**Required work:** Print every record below exactly as written.

**Material shown:**
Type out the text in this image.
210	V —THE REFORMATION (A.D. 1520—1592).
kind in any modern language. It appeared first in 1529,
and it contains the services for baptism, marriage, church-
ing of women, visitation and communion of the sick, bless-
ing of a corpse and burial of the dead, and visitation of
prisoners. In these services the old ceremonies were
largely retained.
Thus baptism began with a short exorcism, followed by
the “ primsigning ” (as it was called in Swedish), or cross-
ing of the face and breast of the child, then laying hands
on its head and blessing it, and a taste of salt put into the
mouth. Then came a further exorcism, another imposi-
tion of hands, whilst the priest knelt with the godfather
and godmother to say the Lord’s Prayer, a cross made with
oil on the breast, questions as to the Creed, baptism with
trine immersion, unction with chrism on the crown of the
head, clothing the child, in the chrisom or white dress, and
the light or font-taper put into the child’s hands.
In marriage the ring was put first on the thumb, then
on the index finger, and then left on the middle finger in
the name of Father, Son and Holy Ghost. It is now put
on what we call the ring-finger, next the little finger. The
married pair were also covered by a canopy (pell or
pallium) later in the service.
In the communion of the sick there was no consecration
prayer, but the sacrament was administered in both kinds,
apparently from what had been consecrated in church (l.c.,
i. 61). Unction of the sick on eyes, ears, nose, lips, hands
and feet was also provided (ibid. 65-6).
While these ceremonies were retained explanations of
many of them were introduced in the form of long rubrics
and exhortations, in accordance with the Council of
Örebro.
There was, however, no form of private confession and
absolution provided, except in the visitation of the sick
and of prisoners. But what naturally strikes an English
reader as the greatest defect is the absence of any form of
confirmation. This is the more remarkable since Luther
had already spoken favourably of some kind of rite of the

**Answer to this task:**
Type out the text in this image.
210	V —THE REFORMATION (A.D. 1520—1592).
kind in any modern language. It appeared first in 1529,
and it contains the services for baptism, marriage, church-
ing of women, visitation and communion of the sick, bless-
ing of a corpse and burial of the dead, and visitation of
prisoners. In these services the old ceremonies were
largely retained.
Thus baptism began with a short exorcism, followed by
the “ primsigning ” (as it was called in Swedish), or cross-
ing of the face and breast of the child, then laying hands
on its head and blessing it, and a taste of salt put into the
mouth. Then came a further exorcism, another imposi-
tion of hands, whilst the priest knelt with the godfather
and godmother to say the Lord’s Prayer, a cross made with
oil on the breast, questions as to the Creed, baptism with
trine immersion, unction with chrism on the crown of the
head, clothing the child, in the chrisom or white dress, and
the light or font-taper put into the child’s hands.
In marriage the ring was put first on the thumb, then
on the index finger, and then left on the middle finger in
the name of Father, Son and Holy Ghost. It is now put
on what we call the ring-finger, next the little finger. The
married pair were also covered by a canopy (pell or
pallium) later in the service.
In the communion of the sick there was no consecration
prayer, but the sacrament was administered in both kinds,
apparently from what had been consecrated in church (l.c.,
i. 61). Unction of the sick on eyes, ears, nose, lips, hands
and feet was also provided (ibid. 65-6).
While these ceremonies were retained explanations of
many of them were introduced in the form of long rubrics
and exhortations, in accordance with the Council of
Örebro.
There was, however, no form of private confession and
absolution provided, except in the visitation of the sick
and of prisoners. But what naturally strikes an English
reader as the greatest defect is the absence of any form of
confirmation. This is the more remarkable since Luther
had already spoken favourably of some kind of rite of the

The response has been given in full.